■ Directive
Retype, exactly and with nothing added, the lines from the one showing "Type out the text in this image." through the final line of the material. Omit pictures.

[Records from a data source]
::::::::

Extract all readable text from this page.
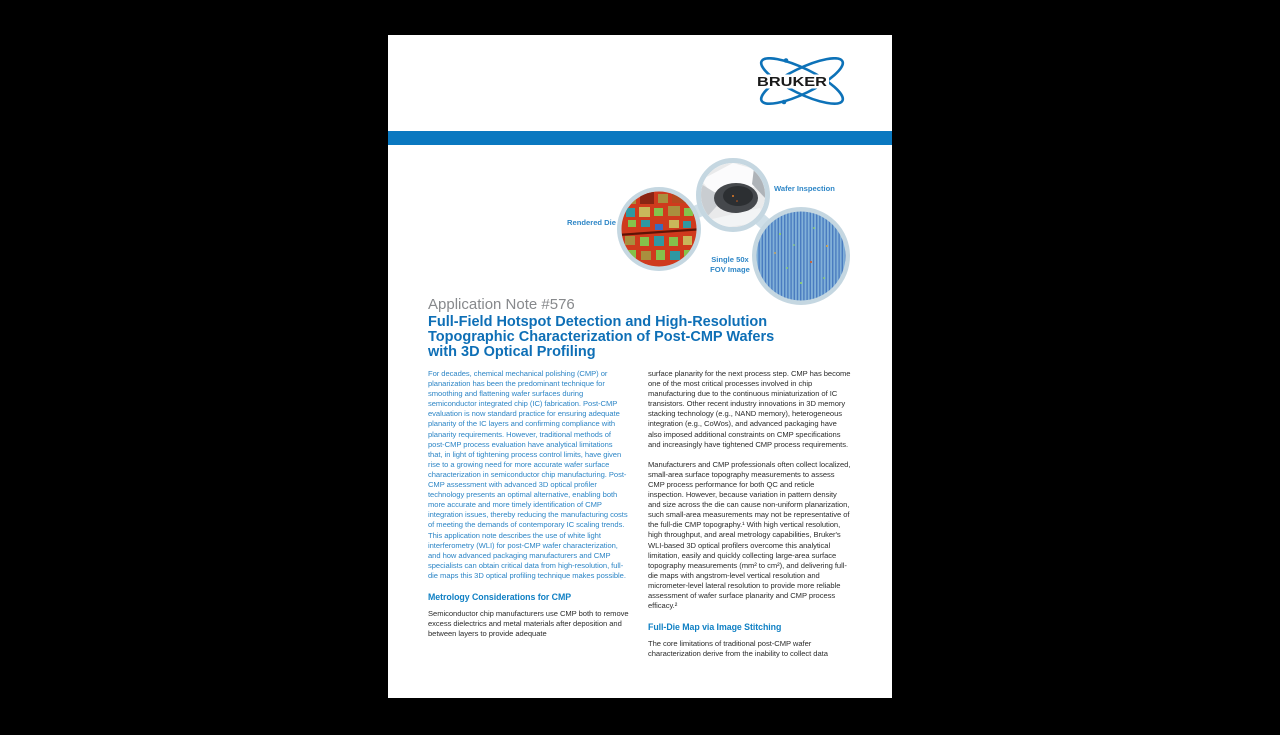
BRUKER
Rendered Die
Wafer Inspection
Single 50x
FOV Image
Application Note #576
Full-Field Hotspot Detection and High-Resolution
Topographic Characterization of Post-CMP Wafers
with 3D Optical Profiling

For decades, chemical mechanical polishing (CMP) or planarization has been the predominant technique for smoothing and flattening wafer surfaces during semiconductor integrated chip (IC) fabrication. Post-CMP evaluation is now standard practice for ensuring adequate planarity of the IC layers and confirming compliance with planarity requirements. However, traditional methods of post-CMP process evaluation have analytical limitations that, in light of tightening process control limits, have given rise to a growing need for more accurate wafer surface characterization in semiconductor chip manufacturing. Post-CMP assessment with advanced 3D optical profiler technology presents an optimal alternative, enabling both more accurate and more timely identification of CMP integration issues, thereby reducing the manufacturing costs of meeting the demands of contemporary IC scaling trends. This application note describes the use of white light interferometry (WLI) for post-CMP wafer characterization, and how advanced packaging manufacturers and CMP specialists can obtain critical data from high-resolution, full-die maps this 3D optical profiling technique makes possible.

Metrology Considerations for CMP

Semiconductor chip manufacturers use CMP both to remove excess dielectrics and metal materials after deposition and between layers to provide adequate

surface planarity for the next process step. CMP has become one of the most critical processes involved in chip manufacturing due to the continuous miniaturization of IC transistors. Other recent industry innovations in 3D memory stacking technology (e.g., NAND memory), heterogeneous integration (e.g., CoWos), and advanced packaging have also imposed additional constraints on CMP specifications and increasingly have tightened CMP process requirements.

Manufacturers and CMP professionals often collect localized, small-area surface topography measurements to assess CMP process performance for both QC and reticle inspection. However, because variation in pattern density and size across the die can cause non-uniform planarization, such small-area measurements may not be representative of the full-die CMP topography.¹ With high vertical resolution, high throughput, and areal metrology capabilities, Bruker's WLI-based 3D optical profilers overcome this analytical limitation, easily and quickly collecting large-area surface topography measurements (mm² to cm²), and delivering full-die maps with angstrom-level vertical resolution and micrometer-level lateral resolution to provide more reliable assessment of wafer surface planarity and CMP process efficacy.²

Full-Die Map via Image Stitching

The core limitations of traditional post-CMP wafer characterization derive from the inability to collect data
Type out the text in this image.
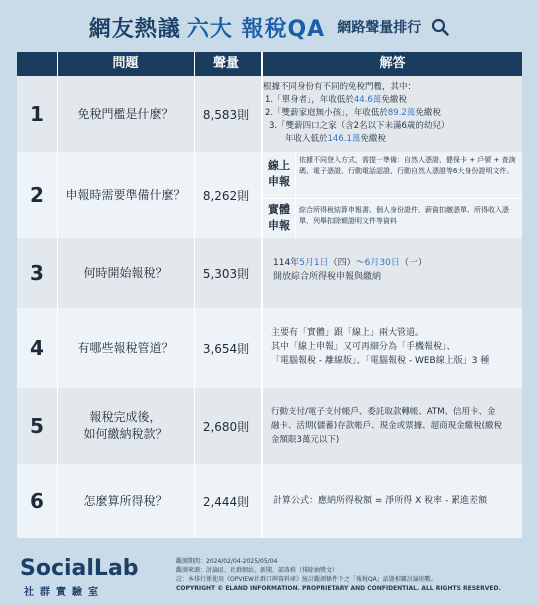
網友熱議 六大 報稅QA 網路聲量排行
問題	聲量	解答
1	免稅門檻是什麼？	8,583則
根據不同身份有不同的免稅門檻，其中：
1.「單身者」，年收低於44.6萬免繳稅
2.「雙薪家庭無小孩」，年收低於89.2萬免繳稅
3.「雙薪四口之家（含2名以下未滿6歲的幼兒）
年收入低於146.1萬免繳稅
2	申報時需要準備什麼？	8,262則
線上申報
依據不同登入方式，需提一準備：自然人憑證、健保卡 + 戶號 + 查詢碼、電子憑證、行動電話認證、行動自然人憑證等6大身份證明文件。
實體申報
綜合所得稅結算申報書、個人身份證件、薪資扣繳憑單、所得收入憑單、列舉扣除額證明文件等資料
3	何時開始報稅？	5,303則
114年5月1日（四）～6月30日（一）
開放綜合所得稅申報與繳納
4	有哪些報稅管道？	3,654則
主要有「實體」跟「線上」兩大管道。
其中「線上申報」又可再細分為「手機報稅」、
「電腦報稅 - 離線版」、「電腦報稅 - WEB線上版」3 種
5	報稅完成後，
如何繳納稅款？
2,680則
行動支付/電子支付帳戶、委託取款轉帳、ATM、信用卡、金
融卡、活期(儲蓄)存款帳戶、現金或票據、超商現金繳稅(繳稅
金額限3萬元以下)
6	怎麼算所得稅？	2,444則	計算公式：應納所得稅額 = 淨所得 X 稅率 - 累進差額
SocialLab
社群實驗室
觀測期間：2024/02/04-2025/05/04
觀測來源：討論區、社群網站、新聞、部落格（排除抽獎文）
註：本排行係使用《OPVIEW社群口碑資料庫》統計觀測條件下之「報稅QA」話題相關討論則數。
COPYRIGHT © ELAND INFORMATION. PROPRIETARY AND CONFIDENTIAL. ALL RIGHTS RESERVED.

::::::::

■ Written response
Type out the text in this image.
網友熱議 六大 報稅QA 網路聲量排行
問題	聲量	解答
1	免稅門檻是什麼？	8,583則
根據不同身份有不同的免稅門檻，其中：
1.「單身者」，年收低於44.6萬免繳稅
2.「雙薪家庭無小孩」，年收低於89.2萬免繳稅
3.「雙薪四口之家（含2名以下未滿6歲的幼兒）
年收入低於146.1萬免繳稅
2	申報時需要準備什麼？	8,262則
線上申報
依據不同登入方式，需提一準備：自然人憑證、健保卡 + 戶號 + 查詢碼、電子憑證、行動電話認證、行動自然人憑證等6大身份證明文件。
實體申報
綜合所得稅結算申報書、個人身份證件、薪資扣繳憑單、所得收入憑單、列舉扣除額證明文件等資料
3	何時開始報稅？	5,303則
114年5月1日（四）～6月30日（一）
開放綜合所得稅申報與繳納
4	有哪些報稅管道？	3,654則
主要有「實體」跟「線上」兩大管道。
其中「線上申報」又可再細分為「手機報稅」、
「電腦報稅 - 離線版」、「電腦報稅 - WEB線上版」3 種
5	報稅完成後，
如何繳納稅款？
2,680則
行動支付/電子支付帳戶、委託取款轉帳、ATM、信用卡、金
融卡、活期(儲蓄)存款帳戶、現金或票據、超商現金繳稅(繳稅
金額限3萬元以下)
6	怎麼算所得稅？	2,444則	計算公式：應納所得稅額 = 淨所得 X 稅率 - 累進差額
SocialLab
社群實驗室
觀測期間：2024/02/04-2025/05/04
觀測來源：討論區、社群網站、新聞、部落格（排除抽獎文）
註：本排行係使用《OPVIEW社群口碑資料庫》統計觀測條件下之「報稅QA」話題相關討論則數。
COPYRIGHT © ELAND INFORMATION. PROPRIETARY AND CONFIDENTIAL. ALL RIGHTS RESERVED.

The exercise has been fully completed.